-- SHORT EXERCISE --
Can you give all the records again without altering a single character?
**** DATA EXCERPTS ****
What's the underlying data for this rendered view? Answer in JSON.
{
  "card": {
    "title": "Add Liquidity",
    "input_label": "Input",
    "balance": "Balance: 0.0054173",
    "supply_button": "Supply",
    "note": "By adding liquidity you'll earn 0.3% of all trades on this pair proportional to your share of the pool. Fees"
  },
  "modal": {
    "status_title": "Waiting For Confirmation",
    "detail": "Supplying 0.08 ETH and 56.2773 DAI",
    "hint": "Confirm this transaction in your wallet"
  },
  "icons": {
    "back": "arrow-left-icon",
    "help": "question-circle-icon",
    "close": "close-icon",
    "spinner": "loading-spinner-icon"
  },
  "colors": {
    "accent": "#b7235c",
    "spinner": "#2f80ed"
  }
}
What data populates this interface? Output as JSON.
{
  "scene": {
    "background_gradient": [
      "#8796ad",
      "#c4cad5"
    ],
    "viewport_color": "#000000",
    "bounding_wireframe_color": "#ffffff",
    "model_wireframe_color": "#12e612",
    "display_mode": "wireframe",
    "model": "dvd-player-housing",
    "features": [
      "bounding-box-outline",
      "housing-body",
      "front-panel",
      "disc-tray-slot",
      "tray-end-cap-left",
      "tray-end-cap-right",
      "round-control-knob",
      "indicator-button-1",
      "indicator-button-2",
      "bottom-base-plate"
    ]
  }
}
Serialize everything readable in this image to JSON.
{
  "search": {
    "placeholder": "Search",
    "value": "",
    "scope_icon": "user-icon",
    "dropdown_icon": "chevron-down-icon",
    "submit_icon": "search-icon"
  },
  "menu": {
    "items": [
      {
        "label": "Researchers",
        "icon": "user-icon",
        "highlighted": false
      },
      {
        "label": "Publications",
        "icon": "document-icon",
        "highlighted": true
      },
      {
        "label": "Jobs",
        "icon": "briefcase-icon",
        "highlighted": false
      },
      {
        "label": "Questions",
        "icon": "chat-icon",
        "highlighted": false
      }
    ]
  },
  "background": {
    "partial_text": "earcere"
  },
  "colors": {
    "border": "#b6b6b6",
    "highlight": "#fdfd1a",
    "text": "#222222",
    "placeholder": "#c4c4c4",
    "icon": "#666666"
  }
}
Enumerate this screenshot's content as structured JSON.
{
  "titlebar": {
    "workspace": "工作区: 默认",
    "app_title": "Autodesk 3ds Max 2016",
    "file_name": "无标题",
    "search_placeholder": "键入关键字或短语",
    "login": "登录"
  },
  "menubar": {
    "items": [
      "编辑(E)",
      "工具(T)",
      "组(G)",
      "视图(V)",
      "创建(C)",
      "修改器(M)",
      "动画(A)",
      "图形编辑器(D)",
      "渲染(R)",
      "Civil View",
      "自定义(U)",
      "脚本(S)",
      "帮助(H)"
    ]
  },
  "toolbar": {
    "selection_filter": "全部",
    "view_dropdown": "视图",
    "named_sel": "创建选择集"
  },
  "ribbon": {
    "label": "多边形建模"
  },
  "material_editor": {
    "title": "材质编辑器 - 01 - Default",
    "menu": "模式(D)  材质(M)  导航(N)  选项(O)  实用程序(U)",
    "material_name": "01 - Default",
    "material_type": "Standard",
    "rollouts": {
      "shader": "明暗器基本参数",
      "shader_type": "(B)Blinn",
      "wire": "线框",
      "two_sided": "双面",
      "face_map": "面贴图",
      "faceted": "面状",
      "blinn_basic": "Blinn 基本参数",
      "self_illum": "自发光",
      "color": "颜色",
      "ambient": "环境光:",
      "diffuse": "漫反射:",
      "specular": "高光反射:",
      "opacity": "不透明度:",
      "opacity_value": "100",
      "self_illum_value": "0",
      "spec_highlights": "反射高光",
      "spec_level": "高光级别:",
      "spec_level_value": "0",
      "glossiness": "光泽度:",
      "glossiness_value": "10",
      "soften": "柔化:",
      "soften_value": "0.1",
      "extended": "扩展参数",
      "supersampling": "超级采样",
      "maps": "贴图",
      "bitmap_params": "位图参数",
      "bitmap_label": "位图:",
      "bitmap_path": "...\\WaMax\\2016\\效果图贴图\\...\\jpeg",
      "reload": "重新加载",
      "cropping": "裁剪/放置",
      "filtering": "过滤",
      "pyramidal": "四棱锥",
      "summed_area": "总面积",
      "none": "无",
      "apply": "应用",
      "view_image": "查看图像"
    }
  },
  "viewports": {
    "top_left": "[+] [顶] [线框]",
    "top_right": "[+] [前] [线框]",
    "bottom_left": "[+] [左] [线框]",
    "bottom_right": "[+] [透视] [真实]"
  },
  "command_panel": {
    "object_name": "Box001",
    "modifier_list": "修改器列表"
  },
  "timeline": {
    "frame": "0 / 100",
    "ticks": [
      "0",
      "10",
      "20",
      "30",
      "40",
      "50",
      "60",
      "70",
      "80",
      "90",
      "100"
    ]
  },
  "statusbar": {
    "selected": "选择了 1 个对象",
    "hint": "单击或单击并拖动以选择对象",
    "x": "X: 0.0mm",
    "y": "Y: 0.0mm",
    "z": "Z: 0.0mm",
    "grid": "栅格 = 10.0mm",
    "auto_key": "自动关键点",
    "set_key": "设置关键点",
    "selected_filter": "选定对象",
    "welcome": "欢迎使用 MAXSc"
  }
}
****
-- FULL ANSWER --
What's the underlying data for this rendered view? Answer in JSON.
{
  "card": {
    "title": "Add Liquidity",
    "input_label": "Input",
    "balance": "Balance: 0.0054173",
    "supply_button": "Supply",
    "note": "By adding liquidity you'll earn 0.3% of all trades on this pair proportional to your share of the pool. Fees"
  },
  "modal": {
    "status_title": "Waiting For Confirmation",
    "detail": "Supplying 0.08 ETH and 56.2773 DAI",
    "hint": "Confirm this transaction in your wallet"
  },
  "icons": {
    "back": "arrow-left-icon",
    "help": "question-circle-icon",
    "close": "close-icon",
    "spinner": "loading-spinner-icon"
  },
  "colors": {
    "accent": "#b7235c",
    "spinner": "#2f80ed"
  }
}
What data populates this interface? Output as JSON.
{
  "scene": {
    "background_gradient": [
      "#8796ad",
      "#c4cad5"
    ],
    "viewport_color": "#000000",
    "bounding_wireframe_color": "#ffffff",
    "model_wireframe_color": "#12e612",
    "display_mode": "wireframe",
    "model": "dvd-player-housing",
    "features": [
      "bounding-box-outline",
      "housing-body",
      "front-panel",
      "disc-tray-slot",
      "tray-end-cap-left",
      "tray-end-cap-right",
      "round-control-knob",
      "indicator-button-1",
      "indicator-button-2",
      "bottom-base-plate"
    ]
  }
}
Serialize everything readable in this image to JSON.
{
  "search": {
    "placeholder": "Search",
    "value": "",
    "scope_icon": "user-icon",
    "dropdown_icon": "chevron-down-icon",
    "submit_icon": "search-icon"
  },
  "menu": {
    "items": [
      {
        "label": "Researchers",
        "icon": "user-icon",
        "highlighted": false
      },
      {
        "label": "Publications",
        "icon": "document-icon",
        "highlighted": true
      },
      {
        "label": "Jobs",
        "icon": "briefcase-icon",
        "highlighted": false
      },
      {
        "label": "Questions",
        "icon": "chat-icon",
        "highlighted": false
      }
    ]
  },
  "background": {
    "partial_text": "earcere"
  },
  "colors": {
    "border": "#b6b6b6",
    "highlight": "#fdfd1a",
    "text": "#222222",
    "placeholder": "#c4c4c4",
    "icon": "#666666"
  }
}
Enumerate this screenshot's content as structured JSON.
{
  "titlebar": {
    "workspace": "工作区: 默认",
    "app_title": "Autodesk 3ds Max 2016",
    "file_name": "无标题",
    "search_placeholder": "键入关键字或短语",
    "login": "登录"
  },
  "menubar": {
    "items": [
      "编辑(E)",
      "工具(T)",
      "组(G)",
      "视图(V)",
      "创建(C)",
      "修改器(M)",
      "动画(A)",
      "图形编辑器(D)",
      "渲染(R)",
      "Civil View",
      "自定义(U)",
      "脚本(S)",
      "帮助(H)"
    ]
  },
  "toolbar": {
    "selection_filter": "全部",
    "view_dropdown": "视图",
    "named_sel": "创建选择集"
  },
  "ribbon": {
    "label": "多边形建模"
  },
  "material_editor": {
    "title": "材质编辑器 - 01 - Default",
    "menu": "模式(D)  材质(M)  导航(N)  选项(O)  实用程序(U)",
    "material_name": "01 - Default",
    "material_type": "Standard",
    "rollouts": {
      "shader": "明暗器基本参数",
      "shader_type": "(B)Blinn",
      "wire": "线框",
      "two_sided": "双面",
      "face_map": "面贴图",
      "faceted": "面状",
      "blinn_basic": "Blinn 基本参数",
      "self_illum": "自发光",
      "color": "颜色",
      "ambient": "环境光:",
      "diffuse": "漫反射:",
      "specular": "高光反射:",
      "opacity": "不透明度:",
      "opacity_value": "100",
      "self_illum_value": "0",
      "spec_highlights": "反射高光",
      "spec_level": "高光级别:",
      "spec_level_value": "0",
      "glossiness": "光泽度:",
      "glossiness_value": "10",
      "soften": "柔化:",
      "soften_value": "0.1",
      "extended": "扩展参数",
      "supersampling": "超级采样",
      "maps": "贴图",
      "bitmap_params": "位图参数",
      "bitmap_label": "位图:",
      "bitmap_path": "...\\WaMax\\2016\\效果图贴图\\...\\jpeg",
      "reload": "重新加载",
      "cropping": "裁剪/放置",
      "filtering": "过滤",
      "pyramidal": "四棱锥",
      "summed_area": "总面积",
      "none": "无",
      "apply": "应用",
      "view_image": "查看图像"
    }
  },
  "viewports": {
    "top_left": "[+] [顶] [线框]",
    "top_right": "[+] [前] [线框]",
    "bottom_left": "[+] [左] [线框]",
    "bottom_right": "[+] [透视] [真实]"
  },
  "command_panel": {
    "object_name": "Box001",
    "modifier_list": "修改器列表"
  },
  "timeline": {
    "frame": "0 / 100",
    "ticks": [
      "0",
      "10",
      "20",
      "30",
      "40",
      "50",
      "60",
      "70",
      "80",
      "90",
      "100"
    ]
  },
  "statusbar": {
    "selected": "选择了 1 个对象",
    "hint": "单击或单击并拖动以选择对象",
    "x": "X: 0.0mm",
    "y": "Y: 0.0mm",
    "z": "Z: 0.0mm",
    "grid": "栅格 = 10.0mm",
    "auto_key": "自动关键点",
    "set_key": "设置关键点",
    "selected_filter": "选定对象",
    "welcome": "欢迎使用 MAXSc"
  }
}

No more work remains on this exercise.